%%
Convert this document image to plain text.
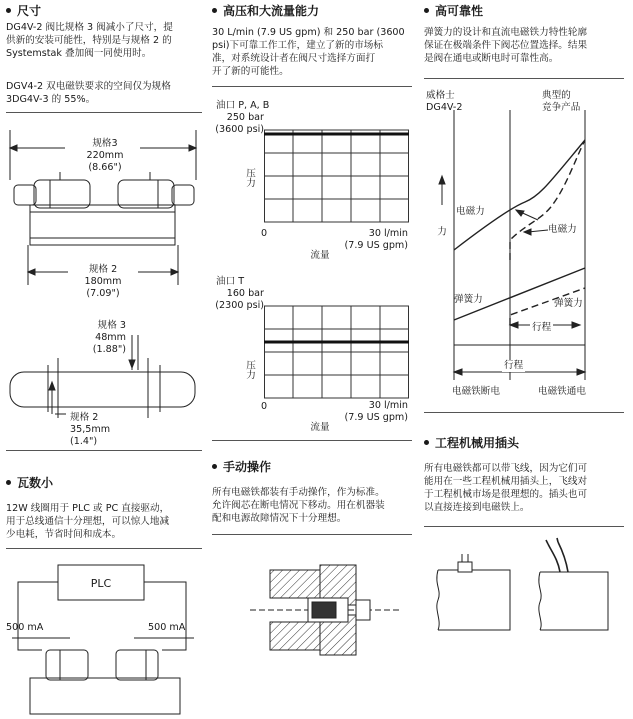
尺寸
DG4V-2 阀比规格 3 阀减小了尺寸，提
供新的安装可能性，特别是与规格 2 的
Systemstak 叠加阀一同使用时。
DGV4-2 双电磁铁要求的空间仅为规格
3DG4V-3 的 55%。
规格3
220mm
(8.66")
规格 2
180mm
(7.09")
规格 3
48mm
(1.88")
规格 2
35,5mm
(1.4")
瓦数小
12W 线圈用于 PLC 或 PC 直接驱动，
用于总线通信十分理想，可以惊人地减
少电耗，节省时间和成本。
PLC
500 mA	500 mA
高压和大流量能力
30 L/min (7.9 US gpm) 和 250 bar (3600
psi)下可靠工作工作，建立了新的市场标
准，对系统设计者在阀尺寸选择方面打
开了新的可能性。
油口 P, A, B
250 bar
(3600 psi)
压力
0	30 l/min
(7.9 US gpm)
流量
油口 T
160 bar
(2300 psi)
压力
0	30 l/min
(7.9 US gpm)
流量
手动操作
所有电磁铁都装有手动操作，作为标准。
允许阀芯在断电情况下移动。用在机器装
配和电源故障情况下十分理想。
高可靠性
弹簧力的设计和直流电磁铁力特性轮廓
保证在极端条件下阀芯位置选择。结果
是阀在通电或断电时可靠性高。
威格士
DG4V-2
典型的
竞争产品
力
电磁力
电磁力
弹簧力	弹簧力
行程
行程
电磁铁断电	电磁铁通电
工程机械用插头
所有电磁铁都可以带飞线，因为它们可
能用在一些工程机械用插头上，飞线对
于工程机械市场是很理想的。插头也可
以直接连接到电磁铁上。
%%
• **Set task**
Produce an exact copy of each line of data, skipping embedded images.

• **Result of this task**
Convert this document image to plain text.
尺寸
DG4V-2 阀比规格 3 阀减小了尺寸，提
供新的安装可能性，特别是与规格 2 的
Systemstak 叠加阀一同使用时。
DGV4-2 双电磁铁要求的空间仅为规格
3DG4V-3 的 55%。
规格3
220mm
(8.66")
规格 2
180mm
(7.09")
规格 3
48mm
(1.88")
规格 2
35,5mm
(1.4")
瓦数小
12W 线圈用于 PLC 或 PC 直接驱动，
用于总线通信十分理想，可以惊人地减
少电耗，节省时间和成本。
PLC
500 mA	500 mA
高压和大流量能力
30 L/min (7.9 US gpm) 和 250 bar (3600
psi)下可靠工作工作，建立了新的市场标
准，对系统设计者在阀尺寸选择方面打
开了新的可能性。
油口 P, A, B
250 bar
(3600 psi)
压力
0	30 l/min
(7.9 US gpm)
流量
油口 T
160 bar
(2300 psi)
压力
0	30 l/min
(7.9 US gpm)
流量
手动操作
所有电磁铁都装有手动操作，作为标准。
允许阀芯在断电情况下移动。用在机器装
配和电源故障情况下十分理想。
高可靠性
弹簧力的设计和直流电磁铁力特性轮廓
保证在极端条件下阀芯位置选择。结果
是阀在通电或断电时可靠性高。
威格士
DG4V-2
典型的
竞争产品
力
电磁力
电磁力
弹簧力	弹簧力
行程
行程
电磁铁断电	电磁铁通电
工程机械用插头
所有电磁铁都可以带飞线，因为它们可
能用在一些工程机械用插头上，飞线对
于工程机械市场是很理想的。插头也可
以直接连接到电磁铁上。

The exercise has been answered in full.